Dataset records on visual material

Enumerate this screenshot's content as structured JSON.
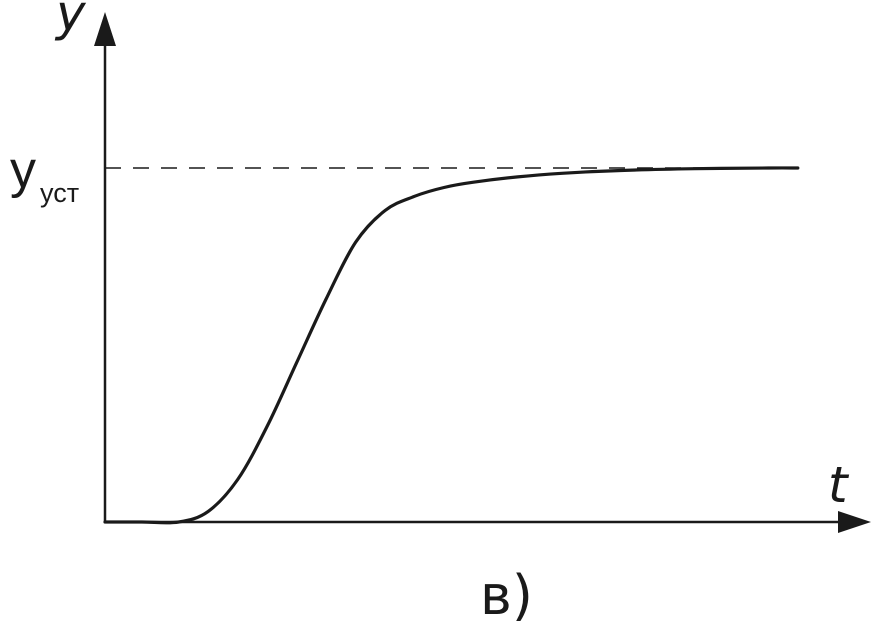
{
  "chart_data": {
    "type": "line",
    "x_axis_label": "t",
    "y_axis_label": "y",
    "reference_level": {
      "symbol": "y",
      "subscript": "уст",
      "value": 1.0,
      "style": "dashed"
    },
    "panel_label": "в)",
    "ylim": [
      0,
      1.0
    ],
    "xlim": [
      0,
      1.0
    ],
    "series": [
      {
        "x": [
          0.0,
          0.05,
          0.1,
          0.14,
          0.18,
          0.22,
          0.26,
          0.3,
          0.34,
          0.38,
          0.42,
          0.46,
          0.5,
          0.56,
          0.62,
          0.7,
          0.8,
          0.9,
          0.94
        ],
        "y": [
          0.0,
          0.0,
          0.0,
          0.03,
          0.12,
          0.27,
          0.45,
          0.63,
          0.79,
          0.88,
          0.92,
          0.945,
          0.96,
          0.975,
          0.985,
          0.993,
          0.998,
          1.0,
          1.0
        ]
      }
    ],
    "grid": false
  }
}
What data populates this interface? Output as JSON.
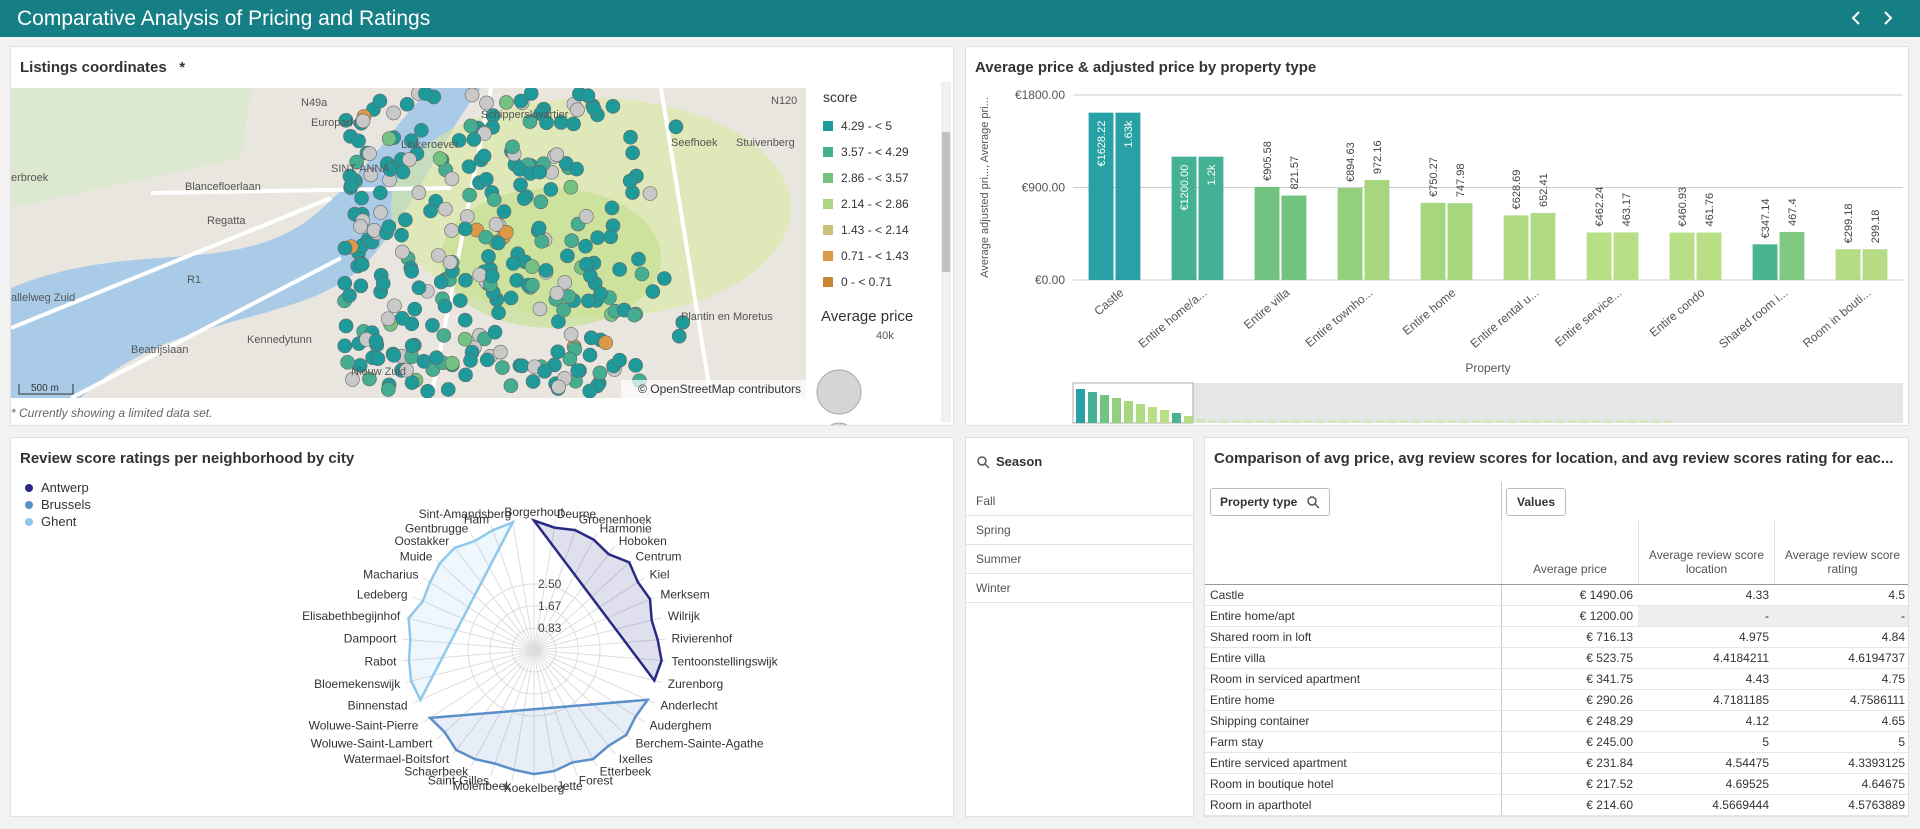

*Task goal*
All the material shown above is to be copied exactly, with no pictures carried over.

*Exercise result*
Enumerate this screenshot's content as structured JSON.
{
  "chart_data": {
    "type": "line",
    "x_axis_label": "t",
    "y_axis_label": "y",
    "reference_level": {
      "symbol": "y",
      "subscript": "уст",
      "value": 1.0,
      "style": "dashed"
    },
    "panel_label": "в)",
    "ylim": [
      0,
      1.0
    ],
    "xlim": [
      0,
      1.0
    ],
    "series": [
      {
        "x": [
          0.0,
          0.05,
          0.1,
          0.14,
          0.18,
          0.22,
          0.26,
          0.3,
          0.34,
          0.38,
          0.42,
          0.46,
          0.5,
          0.56,
          0.62,
          0.7,
          0.8,
          0.9,
          0.94
        ],
        "y": [
          0.0,
          0.0,
          0.0,
          0.03,
          0.12,
          0.27,
          0.45,
          0.63,
          0.79,
          0.88,
          0.92,
          0.945,
          0.96,
          0.975,
          0.985,
          0.993,
          0.998,
          1.0,
          1.0
        ]
      }
    ],
    "grid": false
  }
}
What data populates this interface? Output as JSON.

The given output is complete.